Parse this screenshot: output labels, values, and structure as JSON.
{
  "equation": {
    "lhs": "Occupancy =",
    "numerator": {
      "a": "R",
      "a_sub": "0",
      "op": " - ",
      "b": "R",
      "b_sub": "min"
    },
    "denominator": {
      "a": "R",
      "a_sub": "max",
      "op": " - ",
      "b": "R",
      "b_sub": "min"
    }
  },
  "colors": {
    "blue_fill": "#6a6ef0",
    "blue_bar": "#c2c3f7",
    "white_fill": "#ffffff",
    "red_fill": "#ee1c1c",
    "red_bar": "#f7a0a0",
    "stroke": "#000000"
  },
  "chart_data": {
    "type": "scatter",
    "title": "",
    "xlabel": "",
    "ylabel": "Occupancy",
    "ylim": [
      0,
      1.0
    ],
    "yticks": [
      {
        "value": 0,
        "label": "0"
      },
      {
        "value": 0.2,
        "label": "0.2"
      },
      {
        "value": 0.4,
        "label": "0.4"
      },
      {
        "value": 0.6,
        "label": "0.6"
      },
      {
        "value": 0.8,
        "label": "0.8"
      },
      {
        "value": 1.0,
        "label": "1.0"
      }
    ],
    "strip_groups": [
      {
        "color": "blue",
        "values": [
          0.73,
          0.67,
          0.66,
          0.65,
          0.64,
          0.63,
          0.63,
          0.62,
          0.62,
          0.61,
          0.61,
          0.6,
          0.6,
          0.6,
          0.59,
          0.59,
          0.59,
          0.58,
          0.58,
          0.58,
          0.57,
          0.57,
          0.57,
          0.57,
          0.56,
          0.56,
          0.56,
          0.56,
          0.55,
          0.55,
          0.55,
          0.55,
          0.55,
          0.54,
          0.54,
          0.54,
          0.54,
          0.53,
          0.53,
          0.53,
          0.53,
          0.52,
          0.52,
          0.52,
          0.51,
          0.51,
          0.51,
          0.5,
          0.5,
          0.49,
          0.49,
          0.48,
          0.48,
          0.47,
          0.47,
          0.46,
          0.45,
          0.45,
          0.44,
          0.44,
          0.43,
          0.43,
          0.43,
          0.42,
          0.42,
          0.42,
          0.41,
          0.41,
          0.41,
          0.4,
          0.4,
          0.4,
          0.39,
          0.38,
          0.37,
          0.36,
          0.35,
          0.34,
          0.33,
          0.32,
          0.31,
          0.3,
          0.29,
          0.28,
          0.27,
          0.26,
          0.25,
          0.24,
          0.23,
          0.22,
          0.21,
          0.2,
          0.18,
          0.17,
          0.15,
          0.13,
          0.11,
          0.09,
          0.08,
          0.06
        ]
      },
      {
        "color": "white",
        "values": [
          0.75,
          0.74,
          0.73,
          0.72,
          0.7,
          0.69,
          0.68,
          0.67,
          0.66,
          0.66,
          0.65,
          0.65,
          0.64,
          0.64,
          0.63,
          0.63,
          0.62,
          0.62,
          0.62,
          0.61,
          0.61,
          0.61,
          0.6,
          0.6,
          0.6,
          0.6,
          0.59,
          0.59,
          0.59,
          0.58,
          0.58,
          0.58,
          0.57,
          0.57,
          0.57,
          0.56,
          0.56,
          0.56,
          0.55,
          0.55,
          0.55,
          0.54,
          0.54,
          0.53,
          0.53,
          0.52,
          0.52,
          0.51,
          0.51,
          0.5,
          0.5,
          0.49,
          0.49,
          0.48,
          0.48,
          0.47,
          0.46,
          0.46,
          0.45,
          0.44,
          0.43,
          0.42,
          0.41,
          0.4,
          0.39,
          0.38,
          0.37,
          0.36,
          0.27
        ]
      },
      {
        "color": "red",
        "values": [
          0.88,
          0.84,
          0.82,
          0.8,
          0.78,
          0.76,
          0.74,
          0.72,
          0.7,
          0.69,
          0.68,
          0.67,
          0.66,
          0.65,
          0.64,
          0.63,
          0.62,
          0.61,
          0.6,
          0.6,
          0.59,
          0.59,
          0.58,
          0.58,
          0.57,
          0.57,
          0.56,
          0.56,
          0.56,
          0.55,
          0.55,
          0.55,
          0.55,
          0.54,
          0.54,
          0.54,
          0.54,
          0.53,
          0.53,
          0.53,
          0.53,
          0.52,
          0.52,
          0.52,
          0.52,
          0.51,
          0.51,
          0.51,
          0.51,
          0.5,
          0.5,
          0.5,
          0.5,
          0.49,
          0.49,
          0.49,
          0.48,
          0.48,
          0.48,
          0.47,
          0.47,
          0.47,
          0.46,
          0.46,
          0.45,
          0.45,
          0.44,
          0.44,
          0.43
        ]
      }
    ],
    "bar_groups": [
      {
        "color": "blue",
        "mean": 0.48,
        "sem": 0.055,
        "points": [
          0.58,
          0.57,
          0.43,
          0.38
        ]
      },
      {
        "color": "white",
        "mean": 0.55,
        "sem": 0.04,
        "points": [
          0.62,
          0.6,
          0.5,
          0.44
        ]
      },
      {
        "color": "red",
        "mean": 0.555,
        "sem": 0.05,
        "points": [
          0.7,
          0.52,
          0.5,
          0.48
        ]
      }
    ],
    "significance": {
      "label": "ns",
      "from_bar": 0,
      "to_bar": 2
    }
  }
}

———

The records above should be restated word for word, please.

EXERCISE OUTPUT >>
Parse this screenshot: output labels, values, and structure as JSON.
{
  "equation": {
    "lhs": "Occupancy =",
    "numerator": {
      "a": "R",
      "a_sub": "0",
      "op": " - ",
      "b": "R",
      "b_sub": "min"
    },
    "denominator": {
      "a": "R",
      "a_sub": "max",
      "op": " - ",
      "b": "R",
      "b_sub": "min"
    }
  },
  "colors": {
    "blue_fill": "#6a6ef0",
    "blue_bar": "#c2c3f7",
    "white_fill": "#ffffff",
    "red_fill": "#ee1c1c",
    "red_bar": "#f7a0a0",
    "stroke": "#000000"
  },
  "chart_data": {
    "type": "scatter",
    "title": "",
    "xlabel": "",
    "ylabel": "Occupancy",
    "ylim": [
      0,
      1.0
    ],
    "yticks": [
      {
        "value": 0,
        "label": "0"
      },
      {
        "value": 0.2,
        "label": "0.2"
      },
      {
        "value": 0.4,
        "label": "0.4"
      },
      {
        "value": 0.6,
        "label": "0.6"
      },
      {
        "value": 0.8,
        "label": "0.8"
      },
      {
        "value": 1.0,
        "label": "1.0"
      }
    ],
    "strip_groups": [
      {
        "color": "blue",
        "values": [
          0.73,
          0.67,
          0.66,
          0.65,
          0.64,
          0.63,
          0.63,
          0.62,
          0.62,
          0.61,
          0.61,
          0.6,
          0.6,
          0.6,
          0.59,
          0.59,
          0.59,
          0.58,
          0.58,
          0.58,
          0.57,
          0.57,
          0.57,
          0.57,
          0.56,
          0.56,
          0.56,
          0.56,
          0.55,
          0.55,
          0.55,
          0.55,
          0.55,
          0.54,
          0.54,
          0.54,
          0.54,
          0.53,
          0.53,
          0.53,
          0.53,
          0.52,
          0.52,
          0.52,
          0.51,
          0.51,
          0.51,
          0.5,
          0.5,
          0.49,
          0.49,
          0.48,
          0.48,
          0.47,
          0.47,
          0.46,
          0.45,
          0.45,
          0.44,
          0.44,
          0.43,
          0.43,
          0.43,
          0.42,
          0.42,
          0.42,
          0.41,
          0.41,
          0.41,
          0.4,
          0.4,
          0.4,
          0.39,
          0.38,
          0.37,
          0.36,
          0.35,
          0.34,
          0.33,
          0.32,
          0.31,
          0.3,
          0.29,
          0.28,
          0.27,
          0.26,
          0.25,
          0.24,
          0.23,
          0.22,
          0.21,
          0.2,
          0.18,
          0.17,
          0.15,
          0.13,
          0.11,
          0.09,
          0.08,
          0.06
        ]
      },
      {
        "color": "white",
        "values": [
          0.75,
          0.74,
          0.73,
          0.72,
          0.7,
          0.69,
          0.68,
          0.67,
          0.66,
          0.66,
          0.65,
          0.65,
          0.64,
          0.64,
          0.63,
          0.63,
          0.62,
          0.62,
          0.62,
          0.61,
          0.61,
          0.61,
          0.6,
          0.6,
          0.6,
          0.6,
          0.59,
          0.59,
          0.59,
          0.58,
          0.58,
          0.58,
          0.57,
          0.57,
          0.57,
          0.56,
          0.56,
          0.56,
          0.55,
          0.55,
          0.55,
          0.54,
          0.54,
          0.53,
          0.53,
          0.52,
          0.52,
          0.51,
          0.51,
          0.5,
          0.5,
          0.49,
          0.49,
          0.48,
          0.48,
          0.47,
          0.46,
          0.46,
          0.45,
          0.44,
          0.43,
          0.42,
          0.41,
          0.4,
          0.39,
          0.38,
          0.37,
          0.36,
          0.27
        ]
      },
      {
        "color": "red",
        "values": [
          0.88,
          0.84,
          0.82,
          0.8,
          0.78,
          0.76,
          0.74,
          0.72,
          0.7,
          0.69,
          0.68,
          0.67,
          0.66,
          0.65,
          0.64,
          0.63,
          0.62,
          0.61,
          0.6,
          0.6,
          0.59,
          0.59,
          0.58,
          0.58,
          0.57,
          0.57,
          0.56,
          0.56,
          0.56,
          0.55,
          0.55,
          0.55,
          0.55,
          0.54,
          0.54,
          0.54,
          0.54,
          0.53,
          0.53,
          0.53,
          0.53,
          0.52,
          0.52,
          0.52,
          0.52,
          0.51,
          0.51,
          0.51,
          0.51,
          0.5,
          0.5,
          0.5,
          0.5,
          0.49,
          0.49,
          0.49,
          0.48,
          0.48,
          0.48,
          0.47,
          0.47,
          0.47,
          0.46,
          0.46,
          0.45,
          0.45,
          0.44,
          0.44,
          0.43
        ]
      }
    ],
    "bar_groups": [
      {
        "color": "blue",
        "mean": 0.48,
        "sem": 0.055,
        "points": [
          0.58,
          0.57,
          0.43,
          0.38
        ]
      },
      {
        "color": "white",
        "mean": 0.55,
        "sem": 0.04,
        "points": [
          0.62,
          0.6,
          0.5,
          0.44
        ]
      },
      {
        "color": "red",
        "mean": 0.555,
        "sem": 0.05,
        "points": [
          0.7,
          0.52,
          0.5,
          0.48
        ]
      }
    ],
    "significance": {
      "label": "ns",
      "from_bar": 0,
      "to_bar": 2
    }
  }
}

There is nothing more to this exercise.